◆ **GIVEN PROBLEM**:
Please transcribe the data that follows without the pictures, keeping every word the same.
** start of GIVEN RECORDS **
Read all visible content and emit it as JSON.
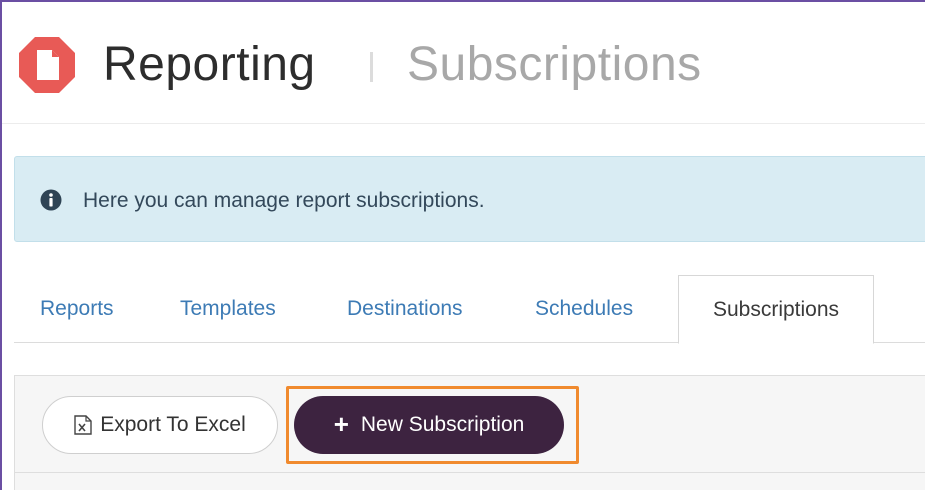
{
  "header": {
    "app_title": "Reporting",
    "section_title": "Subscriptions",
    "logo_icon": "document-hexagon-logo",
    "brand_color": "#e85a56"
  },
  "alert": {
    "icon": "info-circle-icon",
    "text": "Here you can manage report subscriptions."
  },
  "tabs": [
    {
      "label": "Reports",
      "active": false
    },
    {
      "label": "Templates",
      "active": false
    },
    {
      "label": "Destinations",
      "active": false
    },
    {
      "label": "Schedules",
      "active": false
    },
    {
      "label": "Subscriptions",
      "active": true
    }
  ],
  "toolbar": {
    "export_label": "Export To Excel",
    "export_icon": "excel-file-icon",
    "new_label": "New Subscription",
    "new_icon": "plus-icon",
    "new_button_color": "#3d2340",
    "highlight_color": "#f08a2e"
  }
}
** end of GIVEN RECORDS **
◆ **SOLUTION FOR THIS PROBLEM**:
Read all visible content and emit it as JSON.
{
  "header": {
    "app_title": "Reporting",
    "section_title": "Subscriptions",
    "logo_icon": "document-hexagon-logo",
    "brand_color": "#e85a56"
  },
  "alert": {
    "icon": "info-circle-icon",
    "text": "Here you can manage report subscriptions."
  },
  "tabs": [
    {
      "label": "Reports",
      "active": false
    },
    {
      "label": "Templates",
      "active": false
    },
    {
      "label": "Destinations",
      "active": false
    },
    {
      "label": "Schedules",
      "active": false
    },
    {
      "label": "Subscriptions",
      "active": true
    }
  ],
  "toolbar": {
    "export_label": "Export To Excel",
    "export_icon": "excel-file-icon",
    "new_label": "New Subscription",
    "new_icon": "plus-icon",
    "new_button_color": "#3d2340",
    "highlight_color": "#f08a2e"
  }
}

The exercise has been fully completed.